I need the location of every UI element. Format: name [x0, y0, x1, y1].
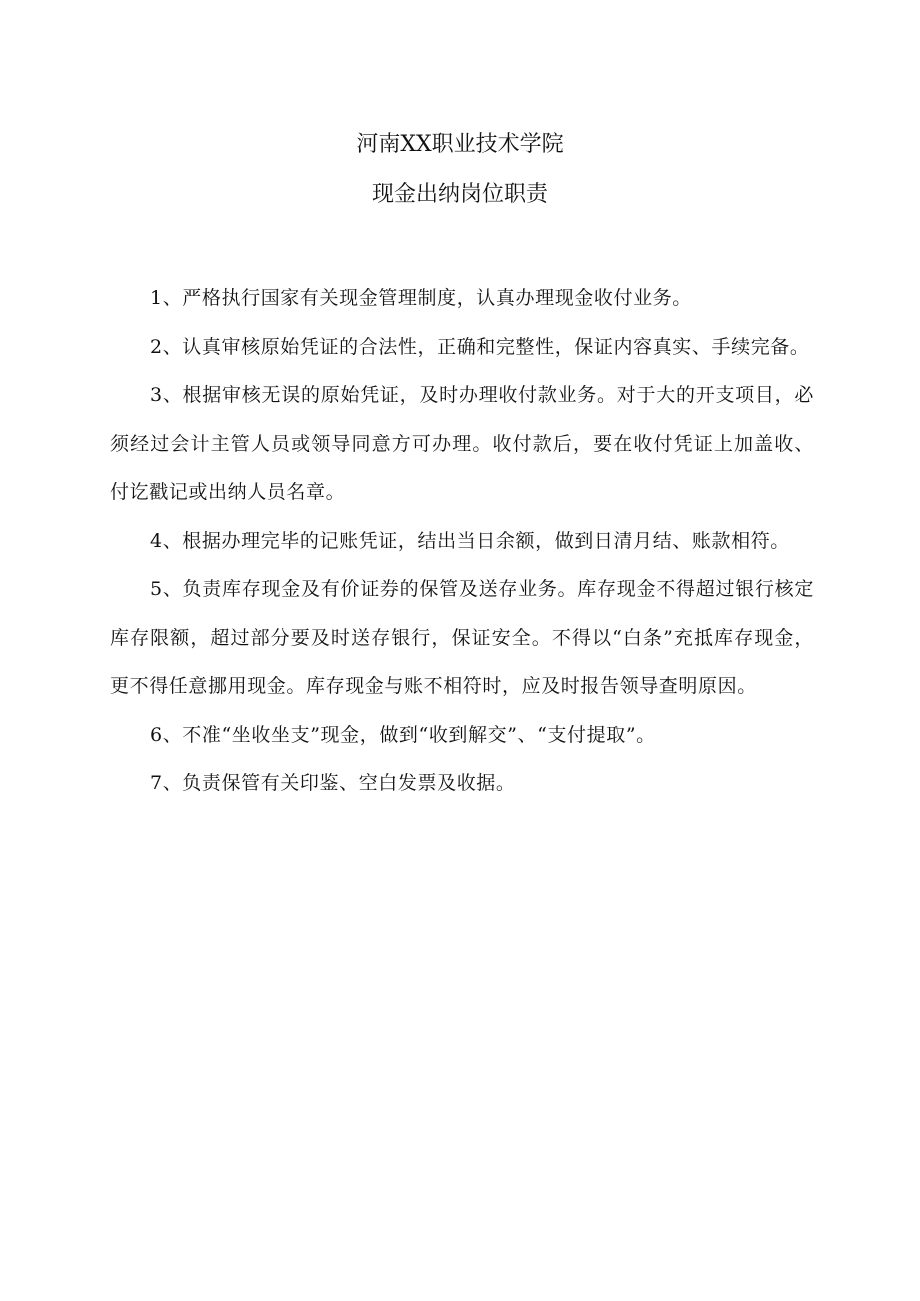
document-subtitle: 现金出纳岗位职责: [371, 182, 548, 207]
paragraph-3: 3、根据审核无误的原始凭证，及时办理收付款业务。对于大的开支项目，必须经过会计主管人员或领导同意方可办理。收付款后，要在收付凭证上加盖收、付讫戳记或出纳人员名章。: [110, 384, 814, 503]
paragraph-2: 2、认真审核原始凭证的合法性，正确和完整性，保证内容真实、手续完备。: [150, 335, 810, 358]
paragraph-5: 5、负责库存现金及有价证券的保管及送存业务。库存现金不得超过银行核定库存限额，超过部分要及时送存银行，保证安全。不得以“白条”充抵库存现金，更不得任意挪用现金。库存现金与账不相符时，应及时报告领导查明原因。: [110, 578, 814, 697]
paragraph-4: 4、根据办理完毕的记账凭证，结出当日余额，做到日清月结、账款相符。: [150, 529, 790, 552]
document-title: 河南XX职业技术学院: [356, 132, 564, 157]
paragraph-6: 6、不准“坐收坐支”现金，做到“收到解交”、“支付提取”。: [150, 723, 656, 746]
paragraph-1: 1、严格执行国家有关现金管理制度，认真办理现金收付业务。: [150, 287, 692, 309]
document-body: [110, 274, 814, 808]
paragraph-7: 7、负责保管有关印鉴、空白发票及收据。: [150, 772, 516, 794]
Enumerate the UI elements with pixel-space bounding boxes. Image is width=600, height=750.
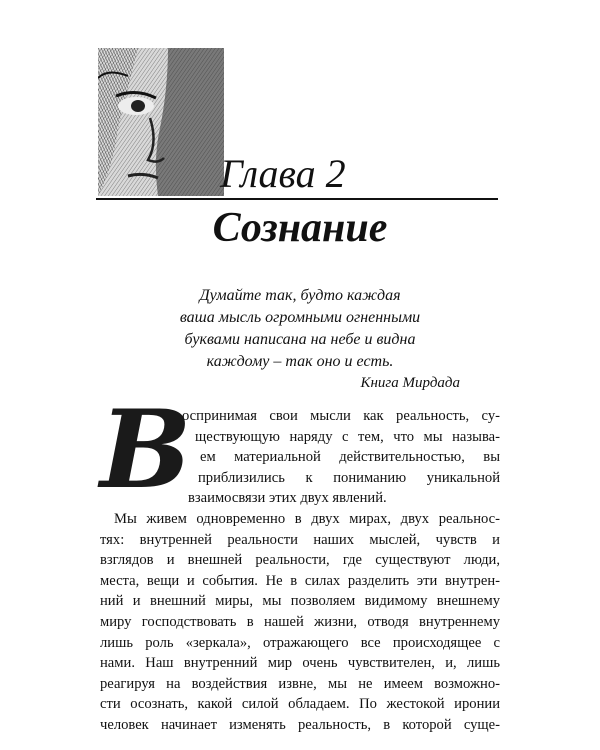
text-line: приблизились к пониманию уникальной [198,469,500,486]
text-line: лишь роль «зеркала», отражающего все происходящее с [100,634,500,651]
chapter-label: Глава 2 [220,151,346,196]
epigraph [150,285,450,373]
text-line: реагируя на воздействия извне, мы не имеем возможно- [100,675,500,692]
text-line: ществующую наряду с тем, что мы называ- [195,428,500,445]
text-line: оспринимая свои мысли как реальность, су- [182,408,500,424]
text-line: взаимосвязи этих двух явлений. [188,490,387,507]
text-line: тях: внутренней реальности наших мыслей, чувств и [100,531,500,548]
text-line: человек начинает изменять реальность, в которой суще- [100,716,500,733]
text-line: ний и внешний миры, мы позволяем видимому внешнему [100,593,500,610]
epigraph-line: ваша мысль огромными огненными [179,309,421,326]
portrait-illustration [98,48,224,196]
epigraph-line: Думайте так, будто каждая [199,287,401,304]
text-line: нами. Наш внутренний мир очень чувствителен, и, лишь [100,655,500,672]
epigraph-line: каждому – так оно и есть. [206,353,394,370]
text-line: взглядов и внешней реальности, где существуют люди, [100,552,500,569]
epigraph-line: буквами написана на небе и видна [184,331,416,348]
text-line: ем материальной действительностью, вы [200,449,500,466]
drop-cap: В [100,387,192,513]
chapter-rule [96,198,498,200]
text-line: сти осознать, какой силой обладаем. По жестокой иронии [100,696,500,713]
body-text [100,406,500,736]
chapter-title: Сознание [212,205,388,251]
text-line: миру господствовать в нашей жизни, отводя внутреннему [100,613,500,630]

- **EXERCISE PROMPT**: Pull out every line of the records that contains the word "реальность". Matching is case-sensitive.

- **SOLUTION**:
text-line: оспринимая свои мысли как реальность, су- [182,408,500,424]
text-line: человек начинает изменять реальность, в которой суще- [100,716,500,733]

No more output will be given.